++++ Task material ++++
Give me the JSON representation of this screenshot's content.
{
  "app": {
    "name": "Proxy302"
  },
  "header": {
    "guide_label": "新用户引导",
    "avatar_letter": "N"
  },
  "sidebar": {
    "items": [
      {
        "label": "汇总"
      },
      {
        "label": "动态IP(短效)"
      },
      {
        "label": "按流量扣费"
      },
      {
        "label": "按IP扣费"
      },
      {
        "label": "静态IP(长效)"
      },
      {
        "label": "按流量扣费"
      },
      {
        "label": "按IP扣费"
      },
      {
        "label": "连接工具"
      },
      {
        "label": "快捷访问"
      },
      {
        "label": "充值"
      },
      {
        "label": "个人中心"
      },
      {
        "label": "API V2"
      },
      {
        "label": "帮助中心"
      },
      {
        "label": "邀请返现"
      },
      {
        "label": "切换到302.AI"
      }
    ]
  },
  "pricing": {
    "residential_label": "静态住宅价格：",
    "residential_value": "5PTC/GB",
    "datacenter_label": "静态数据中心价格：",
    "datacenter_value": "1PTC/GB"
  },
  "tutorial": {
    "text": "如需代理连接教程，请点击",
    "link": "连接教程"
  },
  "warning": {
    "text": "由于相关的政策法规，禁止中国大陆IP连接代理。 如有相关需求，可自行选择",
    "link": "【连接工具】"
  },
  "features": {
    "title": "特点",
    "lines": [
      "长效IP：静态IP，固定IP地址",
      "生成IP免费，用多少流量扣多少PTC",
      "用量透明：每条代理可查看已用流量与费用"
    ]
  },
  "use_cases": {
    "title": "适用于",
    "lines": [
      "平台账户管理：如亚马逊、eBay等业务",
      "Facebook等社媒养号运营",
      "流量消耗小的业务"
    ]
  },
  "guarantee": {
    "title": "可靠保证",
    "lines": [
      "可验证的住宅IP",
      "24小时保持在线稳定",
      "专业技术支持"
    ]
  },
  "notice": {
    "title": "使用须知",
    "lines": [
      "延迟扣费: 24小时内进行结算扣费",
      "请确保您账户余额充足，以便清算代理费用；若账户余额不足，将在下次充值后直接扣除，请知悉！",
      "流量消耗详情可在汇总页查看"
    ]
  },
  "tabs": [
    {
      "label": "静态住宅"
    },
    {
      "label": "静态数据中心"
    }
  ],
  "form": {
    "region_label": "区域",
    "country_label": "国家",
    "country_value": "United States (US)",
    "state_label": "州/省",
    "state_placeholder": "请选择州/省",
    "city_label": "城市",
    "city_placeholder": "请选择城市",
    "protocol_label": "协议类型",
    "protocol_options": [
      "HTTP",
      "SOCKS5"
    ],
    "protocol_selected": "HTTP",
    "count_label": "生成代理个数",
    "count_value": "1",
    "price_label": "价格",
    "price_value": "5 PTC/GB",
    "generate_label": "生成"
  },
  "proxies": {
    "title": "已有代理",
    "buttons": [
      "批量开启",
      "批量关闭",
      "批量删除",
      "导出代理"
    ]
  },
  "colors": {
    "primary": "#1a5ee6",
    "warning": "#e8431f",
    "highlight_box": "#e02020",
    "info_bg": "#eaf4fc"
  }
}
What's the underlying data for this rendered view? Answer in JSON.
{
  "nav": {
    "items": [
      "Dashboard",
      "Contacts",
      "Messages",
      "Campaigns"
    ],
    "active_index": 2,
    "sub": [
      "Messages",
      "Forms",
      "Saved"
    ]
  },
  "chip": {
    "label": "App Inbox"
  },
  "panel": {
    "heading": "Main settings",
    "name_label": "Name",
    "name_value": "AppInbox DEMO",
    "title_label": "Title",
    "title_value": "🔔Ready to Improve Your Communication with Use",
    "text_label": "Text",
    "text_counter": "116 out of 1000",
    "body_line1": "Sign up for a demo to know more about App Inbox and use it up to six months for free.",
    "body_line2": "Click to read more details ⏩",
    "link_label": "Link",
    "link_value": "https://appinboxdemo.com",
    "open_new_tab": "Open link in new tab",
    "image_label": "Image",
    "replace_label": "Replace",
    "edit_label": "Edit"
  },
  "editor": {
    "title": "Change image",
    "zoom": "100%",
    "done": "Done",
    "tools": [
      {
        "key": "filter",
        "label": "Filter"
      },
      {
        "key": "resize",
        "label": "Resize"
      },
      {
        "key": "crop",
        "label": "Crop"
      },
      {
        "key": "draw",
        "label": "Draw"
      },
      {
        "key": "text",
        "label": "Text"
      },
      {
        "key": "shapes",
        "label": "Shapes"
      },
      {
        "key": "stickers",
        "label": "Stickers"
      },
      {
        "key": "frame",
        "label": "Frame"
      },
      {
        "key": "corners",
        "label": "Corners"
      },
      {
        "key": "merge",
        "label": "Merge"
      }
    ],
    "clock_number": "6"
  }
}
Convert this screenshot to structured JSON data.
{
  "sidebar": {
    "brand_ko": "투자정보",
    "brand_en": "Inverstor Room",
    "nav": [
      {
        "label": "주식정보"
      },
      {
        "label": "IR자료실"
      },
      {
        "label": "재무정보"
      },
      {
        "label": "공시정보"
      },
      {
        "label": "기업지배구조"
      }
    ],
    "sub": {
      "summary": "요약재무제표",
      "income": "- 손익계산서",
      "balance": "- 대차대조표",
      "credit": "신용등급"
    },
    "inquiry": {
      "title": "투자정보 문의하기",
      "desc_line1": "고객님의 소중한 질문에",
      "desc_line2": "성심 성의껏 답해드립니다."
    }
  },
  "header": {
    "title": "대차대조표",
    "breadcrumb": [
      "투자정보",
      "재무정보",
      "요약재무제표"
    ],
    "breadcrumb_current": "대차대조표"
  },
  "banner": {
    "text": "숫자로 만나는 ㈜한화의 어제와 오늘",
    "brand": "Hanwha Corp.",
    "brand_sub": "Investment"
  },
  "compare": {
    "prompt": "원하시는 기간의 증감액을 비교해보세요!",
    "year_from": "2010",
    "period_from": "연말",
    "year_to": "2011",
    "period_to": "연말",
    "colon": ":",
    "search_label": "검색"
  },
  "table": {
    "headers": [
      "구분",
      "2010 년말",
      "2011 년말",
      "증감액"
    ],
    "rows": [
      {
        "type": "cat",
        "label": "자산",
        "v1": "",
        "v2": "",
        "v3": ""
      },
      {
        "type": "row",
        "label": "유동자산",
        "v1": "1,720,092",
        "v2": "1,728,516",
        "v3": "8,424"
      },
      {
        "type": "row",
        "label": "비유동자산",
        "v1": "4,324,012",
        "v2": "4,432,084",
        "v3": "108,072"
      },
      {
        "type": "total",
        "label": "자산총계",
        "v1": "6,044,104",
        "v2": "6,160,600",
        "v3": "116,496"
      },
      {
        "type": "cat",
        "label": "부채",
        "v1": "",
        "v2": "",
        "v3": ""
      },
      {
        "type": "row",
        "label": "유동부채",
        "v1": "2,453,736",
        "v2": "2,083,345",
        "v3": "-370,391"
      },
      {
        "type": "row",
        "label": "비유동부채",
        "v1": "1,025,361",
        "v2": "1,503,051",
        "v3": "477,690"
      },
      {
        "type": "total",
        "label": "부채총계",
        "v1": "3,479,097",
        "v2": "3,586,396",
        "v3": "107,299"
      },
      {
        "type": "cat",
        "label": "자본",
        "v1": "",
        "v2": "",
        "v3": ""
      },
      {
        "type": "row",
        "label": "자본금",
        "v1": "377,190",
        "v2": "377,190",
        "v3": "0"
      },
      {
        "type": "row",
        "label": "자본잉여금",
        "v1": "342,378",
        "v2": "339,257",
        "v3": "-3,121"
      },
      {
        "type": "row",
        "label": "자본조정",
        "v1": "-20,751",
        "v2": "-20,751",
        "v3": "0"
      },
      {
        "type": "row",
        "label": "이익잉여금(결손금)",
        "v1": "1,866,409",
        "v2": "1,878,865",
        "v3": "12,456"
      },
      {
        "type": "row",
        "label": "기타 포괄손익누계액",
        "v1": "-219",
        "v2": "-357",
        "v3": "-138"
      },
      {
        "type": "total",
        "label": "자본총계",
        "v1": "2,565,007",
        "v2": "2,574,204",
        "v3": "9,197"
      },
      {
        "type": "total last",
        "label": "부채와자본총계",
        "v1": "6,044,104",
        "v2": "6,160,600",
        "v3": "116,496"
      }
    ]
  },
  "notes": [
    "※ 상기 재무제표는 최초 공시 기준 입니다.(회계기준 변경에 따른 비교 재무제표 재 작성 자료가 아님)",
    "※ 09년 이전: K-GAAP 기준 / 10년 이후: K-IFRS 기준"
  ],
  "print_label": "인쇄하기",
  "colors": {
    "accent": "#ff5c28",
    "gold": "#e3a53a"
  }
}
++++
** Exercise requirements **
From the entries above, copy every line that holds the word "JSON".

** Output for this task **
Give me the JSON representation of this screenshot's content.
What's the underlying data for this rendered view? Answer in JSON.
Convert this screenshot to structured JSON data.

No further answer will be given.